### Job
Omit all pictures and give the records below again exactly as written.
****************************************
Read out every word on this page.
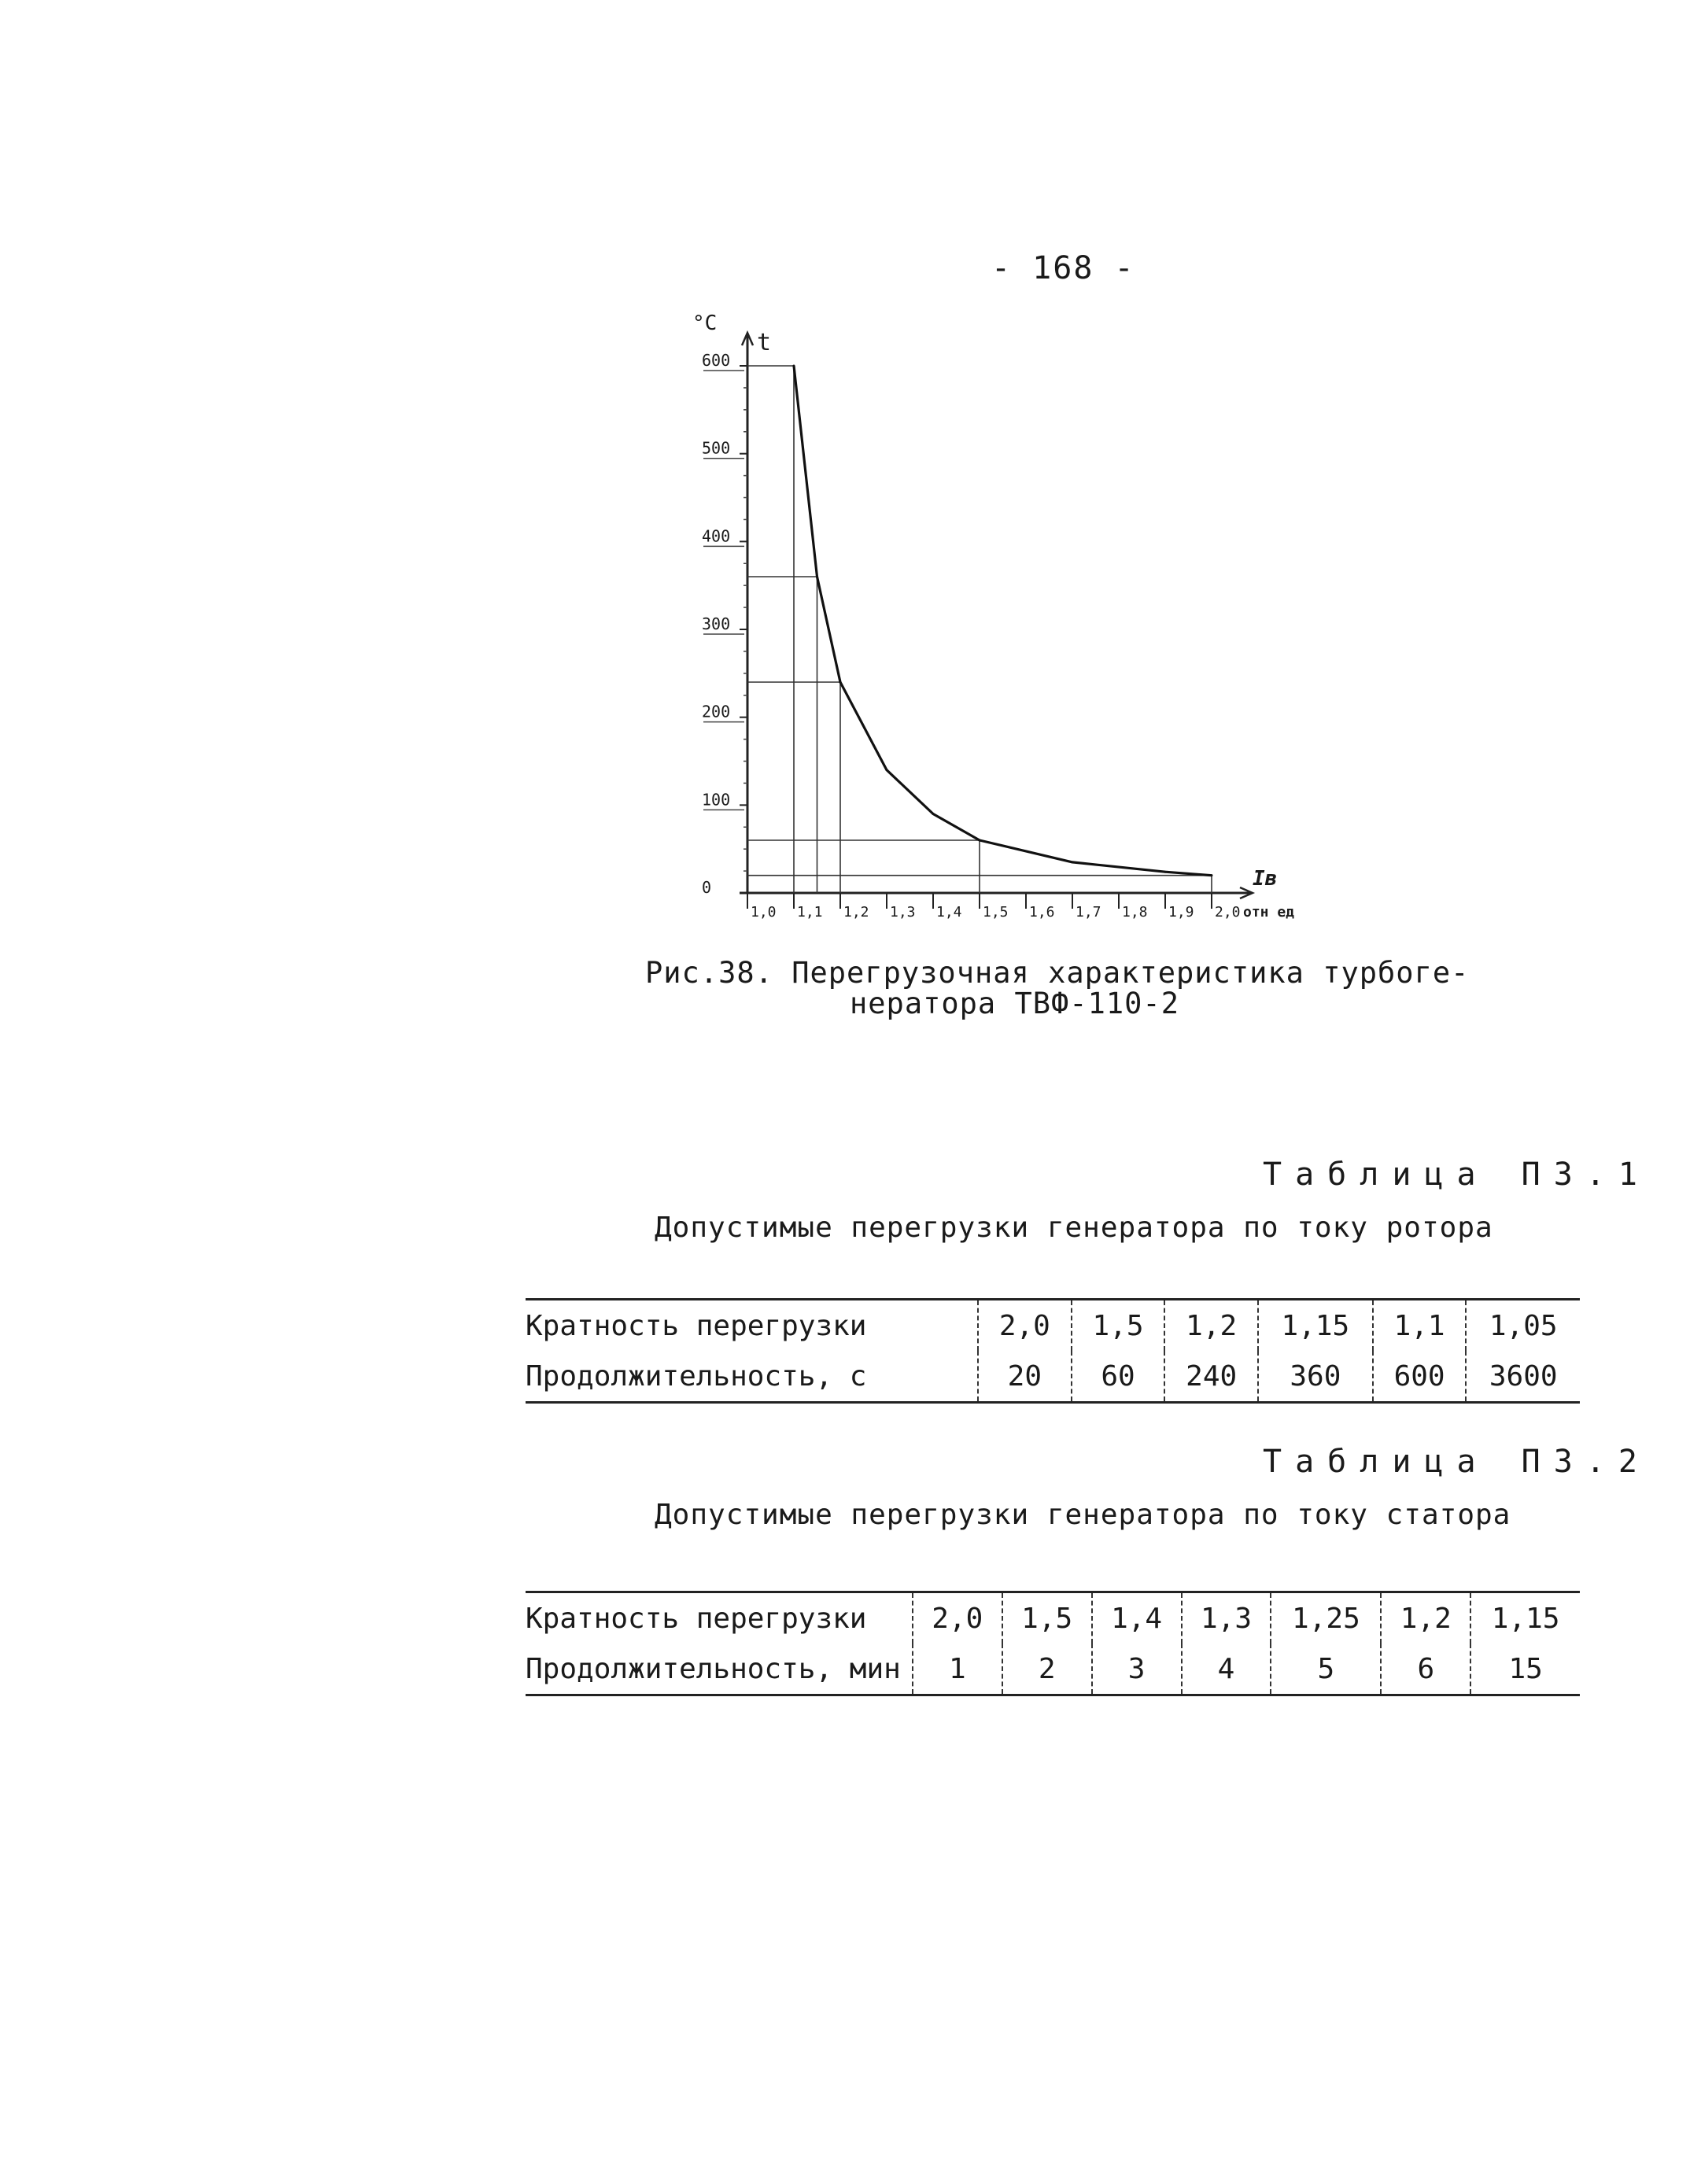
- 168 -
0
100
200
300
400
500
600
1,0 1,1 1,2 1,3 1,4 1,5 1,6 1,7 1,8 1,9 2,0
°C
t
Iв
отн ед
Рис.38. Перегрузочная характеристика турбоге-
нератора ТВФ-110-2
Таблица П3.1
Допустимые перегрузки генератора по току ротора
Кратность перегрузки	2,0	1,5	1,2	1,15	1,1	1,05
Продолжительность, с	20	60	240	360	600	3600
Таблица П3.2
Допустимые перегрузки генератора по току статора
Кратность перегрузки	2,0	1,5	1,4	1,3	1,25	1,2	1,15
Продолжительность, мин	1	2	3	4	5	6	15
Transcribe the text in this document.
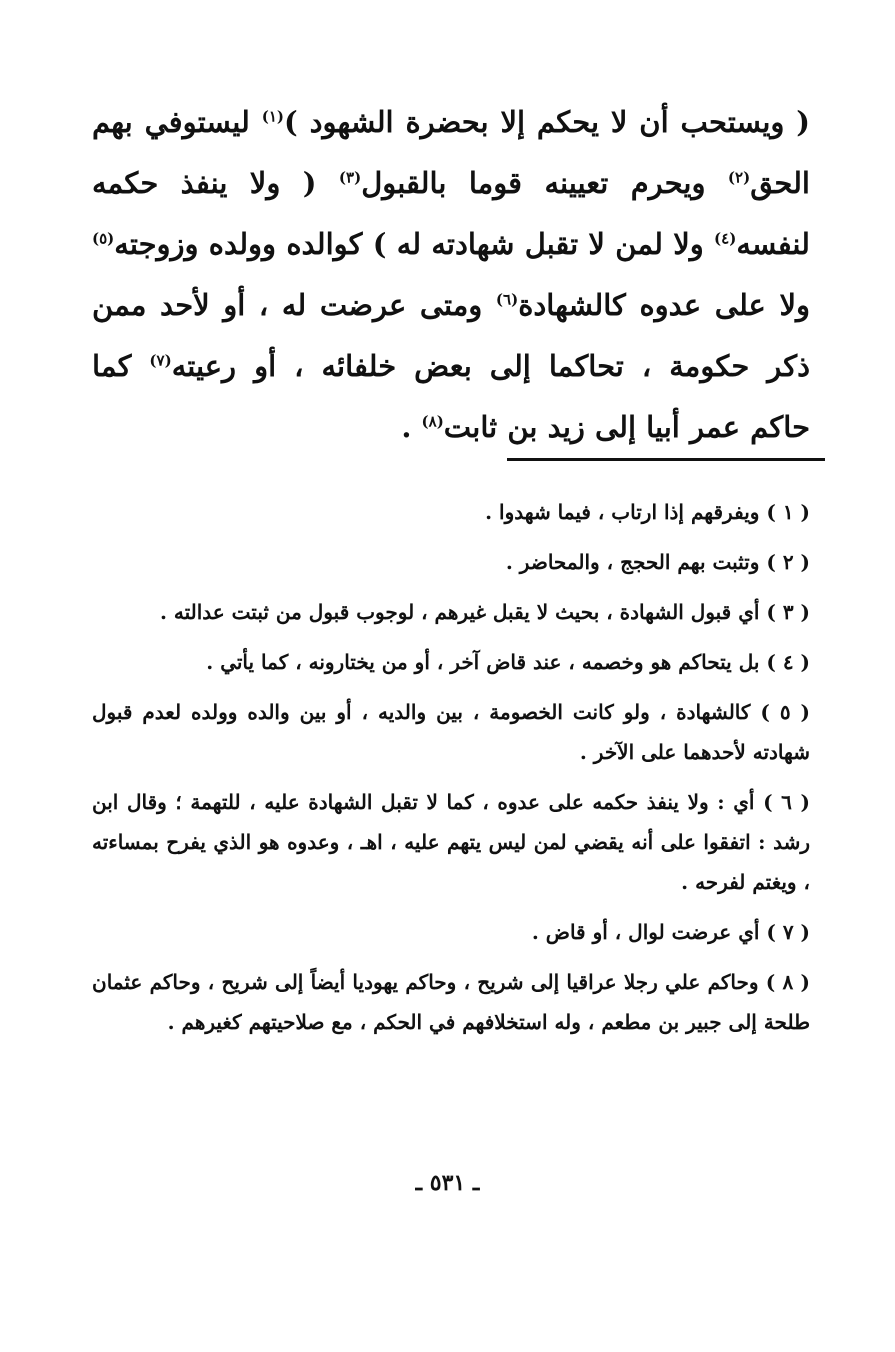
( ويستحب أن لا يحكم إلا بحضرة الشهود )$^{(١)}$ ليستوفي بهم
الحق$^{(٢)}$ ويحرم تعيينه قوما بالقبول$^{(٣)}$ ( ولا ينفذ حكمه
لنفسه$^{(٤)}$ ولا لمن لا تقبل شهادته له ) كوالده وولده وزوجته$^{(٥)}$
ولا على عدوه كالشهادة$^{(٦)}$ ومتى عرضت له ، أو لأحد ممن
ذكر حكومة ، تحاكما إلى بعض خلفائه ، أو رعيته$^{(٧)}$ كما
حاكم عمر أبيا إلى زيد بن ثابت$^{(٨)}$ .

( ١ ) ويفرقهم إذا ارتاب ، فيما شهدوا .

( ٢ ) وتثبت بهم الحجج ، والمحاضر .

( ٣ ) أي قبول الشهادة ، بحيث لا يقبل غيرهم ، لوجوب قبول من ثبتت عدالته .

( ٤ ) بل يتحاكم هو وخصمه ، عند قاض آخر ، أو من يختارونه ، كما يأتي .

( ٥ ) كالشهادة ، ولو كانت الخصومة ، بين والديه ، أو بين والده وولده لعدم قبول شهادته لأحدهما على الآخر .

( ٦ ) أي : ولا ينفذ حكمه على عدوه ، كما لا تقبل الشهادة عليه ، للتهمة ؛ وقال ابن رشد : اتفقوا على أنه يقضي لمن ليس يتهم عليه ، اهـ ، وعدوه هو الذي يفرح بمساءته ، ويغتم لفرحه .

( ٧ ) أي عرضت لوال ، أو قاض .

( ٨ ) وحاكم علي رجلا عراقيا إلى شريح ، وحاكم يهوديا أيضاً إلى شريح ، وحاكم عثمان طلحة إلى جبير بن مطعم ، وله استخلافهم في الحكم ، مع صلاحيتهم كغيرهم .

ـ ٥٣١ ـ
****************************************
### Result for this task
Read out every word on this page.
- 168 -
0
100
200
300
400
500
600
1,0 1,1 1,2 1,3 1,4 1,5 1,6 1,7 1,8 1,9 2,0
°C
t
Iв
отн ед
Рис.38. Перегрузочная характеристика турбоге-
нератора ТВФ-110-2
Таблица П3.1
Допустимые перегрузки генератора по току ротора
Кратность перегрузки	2,0	1,5	1,2	1,15	1,1	1,05
Продолжительность, с	20	60	240	360	600	3600
Таблица П3.2
Допустимые перегрузки генератора по току статора
Кратность перегрузки	2,0	1,5	1,4	1,3	1,25	1,2	1,15
Продолжительность, мин	1	2	3	4	5	6	15
Transcribe the text in this document.
( ويستحب أن لا يحكم إلا بحضرة الشهود )$^{(١)}$ ليستوفي بهم
الحق$^{(٢)}$ ويحرم تعيينه قوما بالقبول$^{(٣)}$ ( ولا ينفذ حكمه
لنفسه$^{(٤)}$ ولا لمن لا تقبل شهادته له ) كوالده وولده وزوجته$^{(٥)}$
ولا على عدوه كالشهادة$^{(٦)}$ ومتى عرضت له ، أو لأحد ممن
ذكر حكومة ، تحاكما إلى بعض خلفائه ، أو رعيته$^{(٧)}$ كما
حاكم عمر أبيا إلى زيد بن ثابت$^{(٨)}$ .

( ١ ) ويفرقهم إذا ارتاب ، فيما شهدوا .

( ٢ ) وتثبت بهم الحجج ، والمحاضر .

( ٣ ) أي قبول الشهادة ، بحيث لا يقبل غيرهم ، لوجوب قبول من ثبتت عدالته .

( ٤ ) بل يتحاكم هو وخصمه ، عند قاض آخر ، أو من يختارونه ، كما يأتي .

( ٥ ) كالشهادة ، ولو كانت الخصومة ، بين والديه ، أو بين والده وولده لعدم قبول شهادته لأحدهما على الآخر .

( ٦ ) أي : ولا ينفذ حكمه على عدوه ، كما لا تقبل الشهادة عليه ، للتهمة ؛ وقال ابن رشد : اتفقوا على أنه يقضي لمن ليس يتهم عليه ، اهـ ، وعدوه هو الذي يفرح بمساءته ، ويغتم لفرحه .

( ٧ ) أي عرضت لوال ، أو قاض .

( ٨ ) وحاكم علي رجلا عراقيا إلى شريح ، وحاكم يهوديا أيضاً إلى شريح ، وحاكم عثمان طلحة إلى جبير بن مطعم ، وله استخلافهم في الحكم ، مع صلاحيتهم كغيرهم .

ـ ٥٣١ ـ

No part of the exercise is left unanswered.